[Short problem]
In the entries below, find the lines that contain the word "Inhemsk" and copy them.

[Given records]

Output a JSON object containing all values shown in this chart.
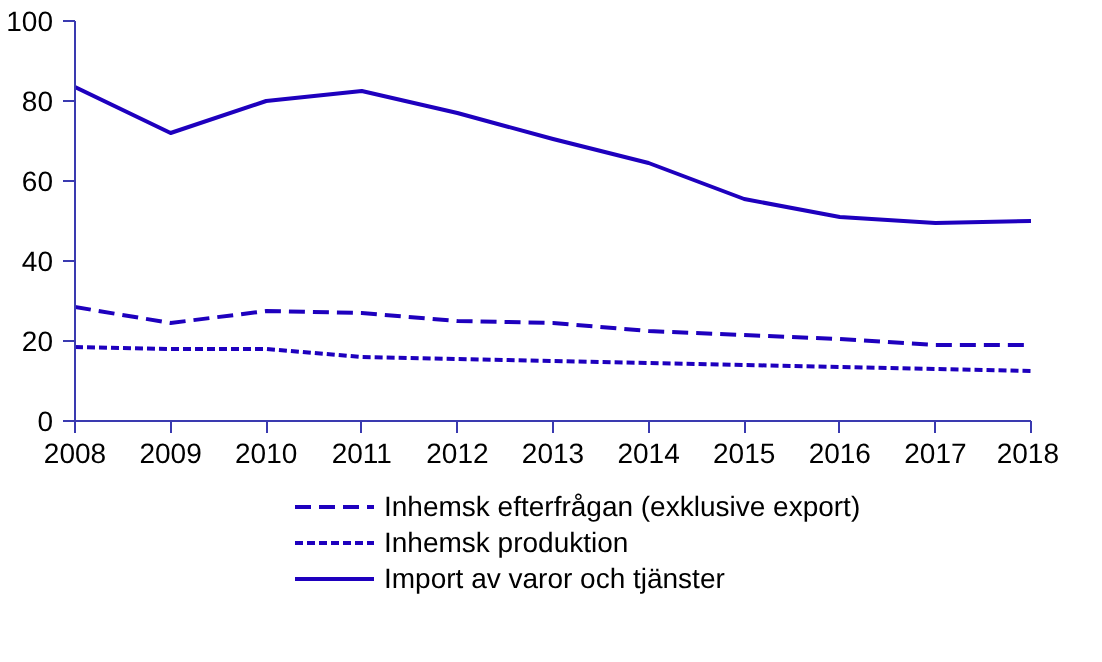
{
  "chart_data": {
    "type": "line",
    "x": [
      2008,
      2009,
      2010,
      2011,
      2012,
      2013,
      2014,
      2015,
      2016,
      2017,
      2018
    ],
    "xlim": [
      2008,
      2018
    ],
    "xticks": [
      2008,
      2009,
      2010,
      2011,
      2012,
      2013,
      2014,
      2015,
      2016,
      2017,
      2018
    ],
    "ylim": [
      0,
      100
    ],
    "yticks": [
      0,
      20,
      40,
      60,
      80,
      100
    ],
    "grid": false,
    "legend": "bottom",
    "series": [
      {
        "name": "Inhemsk efterfrågan (exklusive export)",
        "color": "#1e00be",
        "line_style": "dashed",
        "values": [
          28.5,
          24.5,
          27.5,
          27,
          25,
          24.5,
          22.5,
          21.5,
          20.5,
          19,
          19
        ]
      },
      {
        "name": "Inhemsk produktion",
        "color": "#1e00be",
        "line_style": "dotted",
        "values": [
          18.5,
          18,
          18,
          16,
          15.5,
          15,
          14.5,
          14,
          13.5,
          13,
          12.5
        ]
      },
      {
        "name": "Import av varor och tjänster",
        "color": "#1e00be",
        "line_style": "solid",
        "values": [
          83.5,
          72,
          80,
          82.5,
          77,
          70.5,
          64.5,
          55.5,
          51,
          49.5,
          50
        ]
      }
    ]
  }
}
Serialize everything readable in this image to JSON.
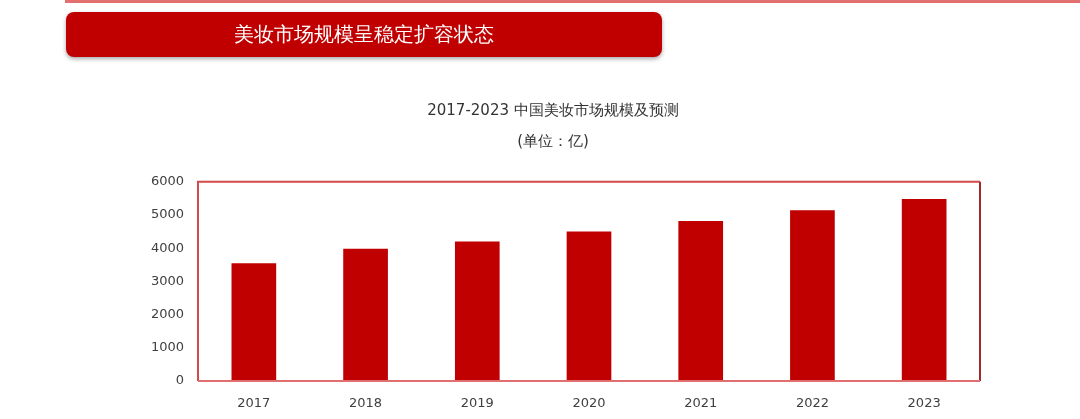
{
  "chart_data": {
    "type": "bar",
    "title": "2017-2023 中国美妆市场规模及预测",
    "subtitle": "(单位：亿)",
    "annotations": [
      "美妆市场规模呈稳定扩容状态"
    ],
    "categories": [
      "2017",
      "2018",
      "2019",
      "2020",
      "2021",
      "2022",
      "2023"
    ],
    "values": [
      3550,
      3980,
      4200,
      4500,
      4820,
      5140,
      5480
    ],
    "color": "#c00000",
    "ylim": [
      0,
      6000
    ],
    "yticks": [
      0,
      1000,
      2000,
      3000,
      4000,
      5000,
      6000
    ]
  }
}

[Reply]
        "name": "Inhemsk efterfrågan (exklusive export)",
        "name": "Inhemsk produktion",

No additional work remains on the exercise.